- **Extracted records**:
▬▬▬▬▬▬

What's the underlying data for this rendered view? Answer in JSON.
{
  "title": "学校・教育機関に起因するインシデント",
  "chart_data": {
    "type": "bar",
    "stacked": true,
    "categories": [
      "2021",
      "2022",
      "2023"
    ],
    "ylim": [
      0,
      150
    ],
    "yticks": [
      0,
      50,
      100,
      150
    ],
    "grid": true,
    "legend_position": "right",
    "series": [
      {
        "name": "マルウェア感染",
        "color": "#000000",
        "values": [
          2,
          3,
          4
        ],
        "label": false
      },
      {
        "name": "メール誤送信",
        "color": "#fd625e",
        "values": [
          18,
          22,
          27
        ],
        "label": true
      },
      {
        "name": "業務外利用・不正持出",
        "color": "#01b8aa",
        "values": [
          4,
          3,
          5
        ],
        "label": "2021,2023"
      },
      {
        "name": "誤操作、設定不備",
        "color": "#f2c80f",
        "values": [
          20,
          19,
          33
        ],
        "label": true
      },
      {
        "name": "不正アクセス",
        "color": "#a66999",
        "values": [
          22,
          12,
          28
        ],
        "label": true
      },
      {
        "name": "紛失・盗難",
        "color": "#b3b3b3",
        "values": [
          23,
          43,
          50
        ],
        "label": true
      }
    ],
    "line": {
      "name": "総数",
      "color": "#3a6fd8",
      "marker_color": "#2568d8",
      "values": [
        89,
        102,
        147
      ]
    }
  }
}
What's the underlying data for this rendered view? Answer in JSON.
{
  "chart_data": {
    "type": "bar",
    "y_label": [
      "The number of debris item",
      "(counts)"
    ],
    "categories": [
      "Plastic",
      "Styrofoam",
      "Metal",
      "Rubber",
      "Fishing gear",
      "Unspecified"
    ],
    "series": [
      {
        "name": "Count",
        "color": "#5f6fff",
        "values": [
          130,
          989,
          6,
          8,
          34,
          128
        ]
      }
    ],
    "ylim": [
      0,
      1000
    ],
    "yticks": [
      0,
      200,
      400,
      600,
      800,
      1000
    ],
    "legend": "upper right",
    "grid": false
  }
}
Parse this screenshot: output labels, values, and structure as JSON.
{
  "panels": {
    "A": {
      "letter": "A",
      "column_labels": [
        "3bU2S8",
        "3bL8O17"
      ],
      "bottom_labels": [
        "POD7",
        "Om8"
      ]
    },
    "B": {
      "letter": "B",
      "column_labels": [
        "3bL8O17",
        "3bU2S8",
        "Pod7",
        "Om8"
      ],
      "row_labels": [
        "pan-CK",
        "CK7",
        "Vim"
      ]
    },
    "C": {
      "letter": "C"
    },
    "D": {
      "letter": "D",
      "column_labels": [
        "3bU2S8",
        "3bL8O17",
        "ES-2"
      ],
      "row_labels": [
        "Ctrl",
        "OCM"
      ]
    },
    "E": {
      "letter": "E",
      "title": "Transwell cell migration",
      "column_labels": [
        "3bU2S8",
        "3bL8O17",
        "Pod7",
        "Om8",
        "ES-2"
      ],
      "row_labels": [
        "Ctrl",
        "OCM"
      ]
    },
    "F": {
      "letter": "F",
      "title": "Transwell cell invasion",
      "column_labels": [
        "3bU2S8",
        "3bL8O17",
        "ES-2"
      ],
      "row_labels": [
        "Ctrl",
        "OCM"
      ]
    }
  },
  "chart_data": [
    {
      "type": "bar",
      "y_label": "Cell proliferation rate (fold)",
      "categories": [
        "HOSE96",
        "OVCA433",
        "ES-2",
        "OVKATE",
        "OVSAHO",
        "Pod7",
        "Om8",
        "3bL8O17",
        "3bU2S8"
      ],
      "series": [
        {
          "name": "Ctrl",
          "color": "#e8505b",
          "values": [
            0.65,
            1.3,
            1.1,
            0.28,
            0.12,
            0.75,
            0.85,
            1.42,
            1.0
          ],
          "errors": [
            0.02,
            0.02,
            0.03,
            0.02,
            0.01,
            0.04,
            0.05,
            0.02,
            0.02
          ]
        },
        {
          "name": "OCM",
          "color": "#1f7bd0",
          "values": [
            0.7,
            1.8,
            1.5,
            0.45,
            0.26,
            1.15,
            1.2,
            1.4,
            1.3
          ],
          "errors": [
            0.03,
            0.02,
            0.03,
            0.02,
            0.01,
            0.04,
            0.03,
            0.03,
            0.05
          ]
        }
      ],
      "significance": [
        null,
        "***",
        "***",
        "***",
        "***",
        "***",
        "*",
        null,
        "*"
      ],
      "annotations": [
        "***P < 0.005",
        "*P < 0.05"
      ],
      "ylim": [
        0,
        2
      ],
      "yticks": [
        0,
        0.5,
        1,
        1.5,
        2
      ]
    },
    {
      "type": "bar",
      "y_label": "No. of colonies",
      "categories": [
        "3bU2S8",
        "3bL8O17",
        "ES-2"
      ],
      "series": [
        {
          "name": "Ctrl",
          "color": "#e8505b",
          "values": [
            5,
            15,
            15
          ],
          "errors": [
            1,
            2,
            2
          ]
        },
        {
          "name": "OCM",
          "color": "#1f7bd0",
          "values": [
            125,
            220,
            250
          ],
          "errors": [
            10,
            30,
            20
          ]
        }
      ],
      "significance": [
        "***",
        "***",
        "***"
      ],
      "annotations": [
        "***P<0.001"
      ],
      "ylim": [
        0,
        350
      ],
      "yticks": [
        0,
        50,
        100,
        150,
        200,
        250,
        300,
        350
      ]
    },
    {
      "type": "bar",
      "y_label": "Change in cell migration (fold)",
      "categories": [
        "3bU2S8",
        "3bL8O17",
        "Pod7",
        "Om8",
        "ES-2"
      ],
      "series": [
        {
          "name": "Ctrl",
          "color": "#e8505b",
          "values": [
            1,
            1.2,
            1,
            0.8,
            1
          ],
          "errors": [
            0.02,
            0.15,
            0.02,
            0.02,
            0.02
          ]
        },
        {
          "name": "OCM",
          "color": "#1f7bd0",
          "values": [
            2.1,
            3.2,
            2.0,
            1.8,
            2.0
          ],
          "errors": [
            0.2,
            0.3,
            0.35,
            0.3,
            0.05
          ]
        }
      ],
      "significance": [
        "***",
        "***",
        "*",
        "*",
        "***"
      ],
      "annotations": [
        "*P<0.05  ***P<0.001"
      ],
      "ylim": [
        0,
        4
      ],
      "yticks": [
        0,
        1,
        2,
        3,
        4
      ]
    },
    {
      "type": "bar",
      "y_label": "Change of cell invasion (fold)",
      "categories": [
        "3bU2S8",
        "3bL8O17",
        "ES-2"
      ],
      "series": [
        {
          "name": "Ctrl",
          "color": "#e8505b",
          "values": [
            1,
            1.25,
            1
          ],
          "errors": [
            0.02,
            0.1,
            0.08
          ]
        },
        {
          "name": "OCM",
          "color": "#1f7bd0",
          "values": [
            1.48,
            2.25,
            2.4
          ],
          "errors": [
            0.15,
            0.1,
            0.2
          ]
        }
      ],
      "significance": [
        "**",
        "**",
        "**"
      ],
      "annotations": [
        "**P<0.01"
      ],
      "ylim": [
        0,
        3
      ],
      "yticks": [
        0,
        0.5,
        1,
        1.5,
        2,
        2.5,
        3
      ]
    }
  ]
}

▬▬▬▬▬▬

Show all lines in the entries above where the word "Transwell" appears.

- **Correct response**:
      "title": "Transwell cell migration",
      "title": "Transwell cell invasion",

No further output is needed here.